**Requirements:** Return all the data, word for word.

**Input:**

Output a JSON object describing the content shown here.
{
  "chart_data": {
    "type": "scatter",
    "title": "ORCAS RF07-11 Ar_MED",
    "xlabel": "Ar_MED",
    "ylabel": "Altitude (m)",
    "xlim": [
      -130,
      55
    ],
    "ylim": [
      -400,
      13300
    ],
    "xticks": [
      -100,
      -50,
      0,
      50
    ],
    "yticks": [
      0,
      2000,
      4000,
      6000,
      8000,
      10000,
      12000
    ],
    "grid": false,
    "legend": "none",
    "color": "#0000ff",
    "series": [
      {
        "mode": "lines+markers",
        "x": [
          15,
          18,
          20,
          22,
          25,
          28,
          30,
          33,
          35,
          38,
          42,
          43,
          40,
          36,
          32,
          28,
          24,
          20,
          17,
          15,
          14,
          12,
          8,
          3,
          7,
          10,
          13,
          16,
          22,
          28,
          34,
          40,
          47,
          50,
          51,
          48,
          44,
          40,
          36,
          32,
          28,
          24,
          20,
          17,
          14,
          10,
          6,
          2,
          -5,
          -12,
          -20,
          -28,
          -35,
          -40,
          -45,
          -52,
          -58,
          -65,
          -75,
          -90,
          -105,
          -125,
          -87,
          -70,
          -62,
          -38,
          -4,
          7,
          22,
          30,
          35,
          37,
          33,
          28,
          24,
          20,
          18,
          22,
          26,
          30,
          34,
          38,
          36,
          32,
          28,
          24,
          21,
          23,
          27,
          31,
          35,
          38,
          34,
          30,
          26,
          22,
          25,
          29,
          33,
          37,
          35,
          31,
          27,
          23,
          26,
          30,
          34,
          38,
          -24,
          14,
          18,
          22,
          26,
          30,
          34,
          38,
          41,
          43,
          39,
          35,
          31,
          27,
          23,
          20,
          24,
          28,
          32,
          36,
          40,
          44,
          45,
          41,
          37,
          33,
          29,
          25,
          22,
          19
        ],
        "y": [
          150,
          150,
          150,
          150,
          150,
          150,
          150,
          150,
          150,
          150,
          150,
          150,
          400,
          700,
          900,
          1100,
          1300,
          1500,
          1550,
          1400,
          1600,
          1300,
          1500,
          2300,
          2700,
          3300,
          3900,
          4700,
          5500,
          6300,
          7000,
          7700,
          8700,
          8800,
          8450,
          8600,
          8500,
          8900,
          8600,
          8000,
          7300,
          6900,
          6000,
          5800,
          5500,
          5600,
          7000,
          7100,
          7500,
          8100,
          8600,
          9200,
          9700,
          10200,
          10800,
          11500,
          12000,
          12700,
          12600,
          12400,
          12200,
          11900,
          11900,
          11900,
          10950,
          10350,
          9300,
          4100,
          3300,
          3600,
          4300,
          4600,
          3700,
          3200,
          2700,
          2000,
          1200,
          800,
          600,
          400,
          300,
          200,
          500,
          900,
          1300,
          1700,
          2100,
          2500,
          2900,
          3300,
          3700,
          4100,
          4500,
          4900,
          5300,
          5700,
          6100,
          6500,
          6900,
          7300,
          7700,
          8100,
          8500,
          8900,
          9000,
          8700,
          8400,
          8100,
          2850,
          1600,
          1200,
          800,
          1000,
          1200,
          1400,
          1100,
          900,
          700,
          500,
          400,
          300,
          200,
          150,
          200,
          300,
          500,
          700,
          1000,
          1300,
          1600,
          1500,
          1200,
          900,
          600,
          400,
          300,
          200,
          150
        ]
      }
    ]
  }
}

**Result of this task:**
Output a JSON object describing the content shown here.
{
  "chart_data": {
    "type": "scatter",
    "title": "ORCAS RF07-11 Ar_MED",
    "xlabel": "Ar_MED",
    "ylabel": "Altitude (m)",
    "xlim": [
      -130,
      55
    ],
    "ylim": [
      -400,
      13300
    ],
    "xticks": [
      -100,
      -50,
      0,
      50
    ],
    "yticks": [
      0,
      2000,
      4000,
      6000,
      8000,
      10000,
      12000
    ],
    "grid": false,
    "legend": "none",
    "color": "#0000ff",
    "series": [
      {
        "mode": "lines+markers",
        "x": [
          15,
          18,
          20,
          22,
          25,
          28,
          30,
          33,
          35,
          38,
          42,
          43,
          40,
          36,
          32,
          28,
          24,
          20,
          17,
          15,
          14,
          12,
          8,
          3,
          7,
          10,
          13,
          16,
          22,
          28,
          34,
          40,
          47,
          50,
          51,
          48,
          44,
          40,
          36,
          32,
          28,
          24,
          20,
          17,
          14,
          10,
          6,
          2,
          -5,
          -12,
          -20,
          -28,
          -35,
          -40,
          -45,
          -52,
          -58,
          -65,
          -75,
          -90,
          -105,
          -125,
          -87,
          -70,
          -62,
          -38,
          -4,
          7,
          22,
          30,
          35,
          37,
          33,
          28,
          24,
          20,
          18,
          22,
          26,
          30,
          34,
          38,
          36,
          32,
          28,
          24,
          21,
          23,
          27,
          31,
          35,
          38,
          34,
          30,
          26,
          22,
          25,
          29,
          33,
          37,
          35,
          31,
          27,
          23,
          26,
          30,
          34,
          38,
          -24,
          14,
          18,
          22,
          26,
          30,
          34,
          38,
          41,
          43,
          39,
          35,
          31,
          27,
          23,
          20,
          24,
          28,
          32,
          36,
          40,
          44,
          45,
          41,
          37,
          33,
          29,
          25,
          22,
          19
        ],
        "y": [
          150,
          150,
          150,
          150,
          150,
          150,
          150,
          150,
          150,
          150,
          150,
          150,
          400,
          700,
          900,
          1100,
          1300,
          1500,
          1550,
          1400,
          1600,
          1300,
          1500,
          2300,
          2700,
          3300,
          3900,
          4700,
          5500,
          6300,
          7000,
          7700,
          8700,
          8800,
          8450,
          8600,
          8500,
          8900,
          8600,
          8000,
          7300,
          6900,
          6000,
          5800,
          5500,
          5600,
          7000,
          7100,
          7500,
          8100,
          8600,
          9200,
          9700,
          10200,
          10800,
          11500,
          12000,
          12700,
          12600,
          12400,
          12200,
          11900,
          11900,
          11900,
          10950,
          10350,
          9300,
          4100,
          3300,
          3600,
          4300,
          4600,
          3700,
          3200,
          2700,
          2000,
          1200,
          800,
          600,
          400,
          300,
          200,
          500,
          900,
          1300,
          1700,
          2100,
          2500,
          2900,
          3300,
          3700,
          4100,
          4500,
          4900,
          5300,
          5700,
          6100,
          6500,
          6900,
          7300,
          7700,
          8100,
          8500,
          8900,
          9000,
          8700,
          8400,
          8100,
          2850,
          1600,
          1200,
          800,
          1000,
          1200,
          1400,
          1100,
          900,
          700,
          500,
          400,
          300,
          200,
          150,
          200,
          300,
          500,
          700,
          1000,
          1300,
          1600,
          1500,
          1200,
          900,
          600,
          400,
          300,
          200,
          150
        ]
      }
    ]
  }
}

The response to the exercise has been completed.